Written request -> Restate the records in their entirety, word for word.

*** Material for this task

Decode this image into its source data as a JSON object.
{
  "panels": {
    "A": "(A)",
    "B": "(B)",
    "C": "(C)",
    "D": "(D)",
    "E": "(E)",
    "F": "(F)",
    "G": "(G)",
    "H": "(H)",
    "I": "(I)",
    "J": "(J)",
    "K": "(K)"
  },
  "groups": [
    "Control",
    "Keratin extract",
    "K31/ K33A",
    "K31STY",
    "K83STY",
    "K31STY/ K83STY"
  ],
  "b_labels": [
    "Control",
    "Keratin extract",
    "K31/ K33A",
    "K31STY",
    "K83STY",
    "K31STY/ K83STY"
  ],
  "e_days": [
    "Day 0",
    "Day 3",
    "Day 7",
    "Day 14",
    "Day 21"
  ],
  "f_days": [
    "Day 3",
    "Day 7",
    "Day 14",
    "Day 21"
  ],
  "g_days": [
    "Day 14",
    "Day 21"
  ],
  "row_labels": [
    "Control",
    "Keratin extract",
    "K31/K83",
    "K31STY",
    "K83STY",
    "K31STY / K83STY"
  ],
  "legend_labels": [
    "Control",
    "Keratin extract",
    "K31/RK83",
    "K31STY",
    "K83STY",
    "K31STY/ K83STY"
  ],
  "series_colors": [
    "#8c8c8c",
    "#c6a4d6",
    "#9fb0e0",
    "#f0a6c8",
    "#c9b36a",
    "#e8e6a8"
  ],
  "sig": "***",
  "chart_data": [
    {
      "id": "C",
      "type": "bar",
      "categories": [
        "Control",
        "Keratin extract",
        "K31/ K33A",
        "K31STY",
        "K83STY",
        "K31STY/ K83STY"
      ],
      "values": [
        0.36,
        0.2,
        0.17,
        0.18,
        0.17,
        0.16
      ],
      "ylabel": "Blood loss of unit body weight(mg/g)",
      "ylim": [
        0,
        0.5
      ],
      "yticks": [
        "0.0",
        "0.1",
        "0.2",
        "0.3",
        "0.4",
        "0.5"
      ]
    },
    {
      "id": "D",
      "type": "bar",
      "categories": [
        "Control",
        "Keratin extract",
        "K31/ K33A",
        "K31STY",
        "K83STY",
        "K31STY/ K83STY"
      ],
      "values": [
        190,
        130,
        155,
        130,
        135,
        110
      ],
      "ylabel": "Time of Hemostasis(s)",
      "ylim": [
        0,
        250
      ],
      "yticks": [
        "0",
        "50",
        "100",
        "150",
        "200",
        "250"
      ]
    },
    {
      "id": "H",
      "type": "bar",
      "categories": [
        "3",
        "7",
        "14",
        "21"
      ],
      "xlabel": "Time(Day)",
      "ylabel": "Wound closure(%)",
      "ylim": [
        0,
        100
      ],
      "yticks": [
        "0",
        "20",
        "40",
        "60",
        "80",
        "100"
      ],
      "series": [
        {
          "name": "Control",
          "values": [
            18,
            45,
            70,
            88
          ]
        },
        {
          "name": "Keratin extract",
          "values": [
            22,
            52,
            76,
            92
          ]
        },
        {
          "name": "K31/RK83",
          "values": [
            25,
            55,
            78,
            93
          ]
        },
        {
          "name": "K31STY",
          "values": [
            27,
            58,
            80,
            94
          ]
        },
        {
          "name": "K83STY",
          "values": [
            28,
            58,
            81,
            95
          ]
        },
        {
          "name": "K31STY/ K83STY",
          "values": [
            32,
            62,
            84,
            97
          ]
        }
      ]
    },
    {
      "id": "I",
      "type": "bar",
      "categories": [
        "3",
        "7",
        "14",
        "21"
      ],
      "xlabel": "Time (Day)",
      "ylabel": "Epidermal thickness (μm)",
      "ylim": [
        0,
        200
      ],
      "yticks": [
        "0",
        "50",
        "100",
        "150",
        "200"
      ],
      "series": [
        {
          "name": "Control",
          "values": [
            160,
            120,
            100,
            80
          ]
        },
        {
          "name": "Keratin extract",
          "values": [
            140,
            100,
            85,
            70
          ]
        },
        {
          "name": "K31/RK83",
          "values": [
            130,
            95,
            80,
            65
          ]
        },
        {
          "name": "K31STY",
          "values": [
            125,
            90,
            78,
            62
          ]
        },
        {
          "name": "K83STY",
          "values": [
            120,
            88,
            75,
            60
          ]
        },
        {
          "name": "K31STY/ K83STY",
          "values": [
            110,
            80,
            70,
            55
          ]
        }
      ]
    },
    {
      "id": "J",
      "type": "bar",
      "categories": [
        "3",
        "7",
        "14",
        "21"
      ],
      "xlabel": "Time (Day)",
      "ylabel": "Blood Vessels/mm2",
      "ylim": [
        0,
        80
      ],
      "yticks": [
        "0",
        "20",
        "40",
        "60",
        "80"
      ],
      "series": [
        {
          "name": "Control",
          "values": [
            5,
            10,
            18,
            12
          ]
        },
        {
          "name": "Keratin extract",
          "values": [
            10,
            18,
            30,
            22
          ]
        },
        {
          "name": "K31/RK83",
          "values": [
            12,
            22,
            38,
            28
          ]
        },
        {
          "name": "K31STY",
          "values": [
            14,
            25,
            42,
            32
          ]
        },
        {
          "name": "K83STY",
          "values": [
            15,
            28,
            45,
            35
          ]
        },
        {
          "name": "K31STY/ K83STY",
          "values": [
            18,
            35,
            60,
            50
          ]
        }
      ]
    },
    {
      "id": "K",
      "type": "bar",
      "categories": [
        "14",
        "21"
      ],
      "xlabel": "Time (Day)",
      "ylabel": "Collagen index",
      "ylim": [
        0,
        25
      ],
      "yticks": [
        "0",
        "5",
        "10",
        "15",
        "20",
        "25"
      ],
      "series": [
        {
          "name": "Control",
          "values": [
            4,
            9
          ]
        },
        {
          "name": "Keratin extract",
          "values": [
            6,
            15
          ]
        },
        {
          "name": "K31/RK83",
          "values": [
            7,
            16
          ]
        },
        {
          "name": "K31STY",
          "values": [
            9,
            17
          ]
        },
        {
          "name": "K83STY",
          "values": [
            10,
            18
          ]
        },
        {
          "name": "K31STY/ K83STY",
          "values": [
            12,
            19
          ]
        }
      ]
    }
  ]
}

******

Output ->
Decode this image into its source data as a JSON object.
{
  "panels": {
    "A": "(A)",
    "B": "(B)",
    "C": "(C)",
    "D": "(D)",
    "E": "(E)",
    "F": "(F)",
    "G": "(G)",
    "H": "(H)",
    "I": "(I)",
    "J": "(J)",
    "K": "(K)"
  },
  "groups": [
    "Control",
    "Keratin extract",
    "K31/ K33A",
    "K31STY",
    "K83STY",
    "K31STY/ K83STY"
  ],
  "b_labels": [
    "Control",
    "Keratin extract",
    "K31/ K33A",
    "K31STY",
    "K83STY",
    "K31STY/ K83STY"
  ],
  "e_days": [
    "Day 0",
    "Day 3",
    "Day 7",
    "Day 14",
    "Day 21"
  ],
  "f_days": [
    "Day 3",
    "Day 7",
    "Day 14",
    "Day 21"
  ],
  "g_days": [
    "Day 14",
    "Day 21"
  ],
  "row_labels": [
    "Control",
    "Keratin extract",
    "K31/K83",
    "K31STY",
    "K83STY",
    "K31STY / K83STY"
  ],
  "legend_labels": [
    "Control",
    "Keratin extract",
    "K31/RK83",
    "K31STY",
    "K83STY",
    "K31STY/ K83STY"
  ],
  "series_colors": [
    "#8c8c8c",
    "#c6a4d6",
    "#9fb0e0",
    "#f0a6c8",
    "#c9b36a",
    "#e8e6a8"
  ],
  "sig": "***",
  "chart_data": [
    {
      "id": "C",
      "type": "bar",
      "categories": [
        "Control",
        "Keratin extract",
        "K31/ K33A",
        "K31STY",
        "K83STY",
        "K31STY/ K83STY"
      ],
      "values": [
        0.36,
        0.2,
        0.17,
        0.18,
        0.17,
        0.16
      ],
      "ylabel": "Blood loss of unit body weight(mg/g)",
      "ylim": [
        0,
        0.5
      ],
      "yticks": [
        "0.0",
        "0.1",
        "0.2",
        "0.3",
        "0.4",
        "0.5"
      ]
    },
    {
      "id": "D",
      "type": "bar",
      "categories": [
        "Control",
        "Keratin extract",
        "K31/ K33A",
        "K31STY",
        "K83STY",
        "K31STY/ K83STY"
      ],
      "values": [
        190,
        130,
        155,
        130,
        135,
        110
      ],
      "ylabel": "Time of Hemostasis(s)",
      "ylim": [
        0,
        250
      ],
      "yticks": [
        "0",
        "50",
        "100",
        "150",
        "200",
        "250"
      ]
    },
    {
      "id": "H",
      "type": "bar",
      "categories": [
        "3",
        "7",
        "14",
        "21"
      ],
      "xlabel": "Time(Day)",
      "ylabel": "Wound closure(%)",
      "ylim": [
        0,
        100
      ],
      "yticks": [
        "0",
        "20",
        "40",
        "60",
        "80",
        "100"
      ],
      "series": [
        {
          "name": "Control",
          "values": [
            18,
            45,
            70,
            88
          ]
        },
        {
          "name": "Keratin extract",
          "values": [
            22,
            52,
            76,
            92
          ]
        },
        {
          "name": "K31/RK83",
          "values": [
            25,
            55,
            78,
            93
          ]
        },
        {
          "name": "K31STY",
          "values": [
            27,
            58,
            80,
            94
          ]
        },
        {
          "name": "K83STY",
          "values": [
            28,
            58,
            81,
            95
          ]
        },
        {
          "name": "K31STY/ K83STY",
          "values": [
            32,
            62,
            84,
            97
          ]
        }
      ]
    },
    {
      "id": "I",
      "type": "bar",
      "categories": [
        "3",
        "7",
        "14",
        "21"
      ],
      "xlabel": "Time (Day)",
      "ylabel": "Epidermal thickness (μm)",
      "ylim": [
        0,
        200
      ],
      "yticks": [
        "0",
        "50",
        "100",
        "150",
        "200"
      ],
      "series": [
        {
          "name": "Control",
          "values": [
            160,
            120,
            100,
            80
          ]
        },
        {
          "name": "Keratin extract",
          "values": [
            140,
            100,
            85,
            70
          ]
        },
        {
          "name": "K31/RK83",
          "values": [
            130,
            95,
            80,
            65
          ]
        },
        {
          "name": "K31STY",
          "values": [
            125,
            90,
            78,
            62
          ]
        },
        {
          "name": "K83STY",
          "values": [
            120,
            88,
            75,
            60
          ]
        },
        {
          "name": "K31STY/ K83STY",
          "values": [
            110,
            80,
            70,
            55
          ]
        }
      ]
    },
    {
      "id": "J",
      "type": "bar",
      "categories": [
        "3",
        "7",
        "14",
        "21"
      ],
      "xlabel": "Time (Day)",
      "ylabel": "Blood Vessels/mm2",
      "ylim": [
        0,
        80
      ],
      "yticks": [
        "0",
        "20",
        "40",
        "60",
        "80"
      ],
      "series": [
        {
          "name": "Control",
          "values": [
            5,
            10,
            18,
            12
          ]
        },
        {
          "name": "Keratin extract",
          "values": [
            10,
            18,
            30,
            22
          ]
        },
        {
          "name": "K31/RK83",
          "values": [
            12,
            22,
            38,
            28
          ]
        },
        {
          "name": "K31STY",
          "values": [
            14,
            25,
            42,
            32
          ]
        },
        {
          "name": "K83STY",
          "values": [
            15,
            28,
            45,
            35
          ]
        },
        {
          "name": "K31STY/ K83STY",
          "values": [
            18,
            35,
            60,
            50
          ]
        }
      ]
    },
    {
      "id": "K",
      "type": "bar",
      "categories": [
        "14",
        "21"
      ],
      "xlabel": "Time (Day)",
      "ylabel": "Collagen index",
      "ylim": [
        0,
        25
      ],
      "yticks": [
        "0",
        "5",
        "10",
        "15",
        "20",
        "25"
      ],
      "series": [
        {
          "name": "Control",
          "values": [
            4,
            9
          ]
        },
        {
          "name": "Keratin extract",
          "values": [
            6,
            15
          ]
        },
        {
          "name": "K31/RK83",
          "values": [
            7,
            16
          ]
        },
        {
          "name": "K31STY",
          "values": [
            9,
            17
          ]
        },
        {
          "name": "K83STY",
          "values": [
            10,
            18
          ]
        },
        {
          "name": "K31STY/ K83STY",
          "values": [
            12,
            19
          ]
        }
      ]
    }
  ]
}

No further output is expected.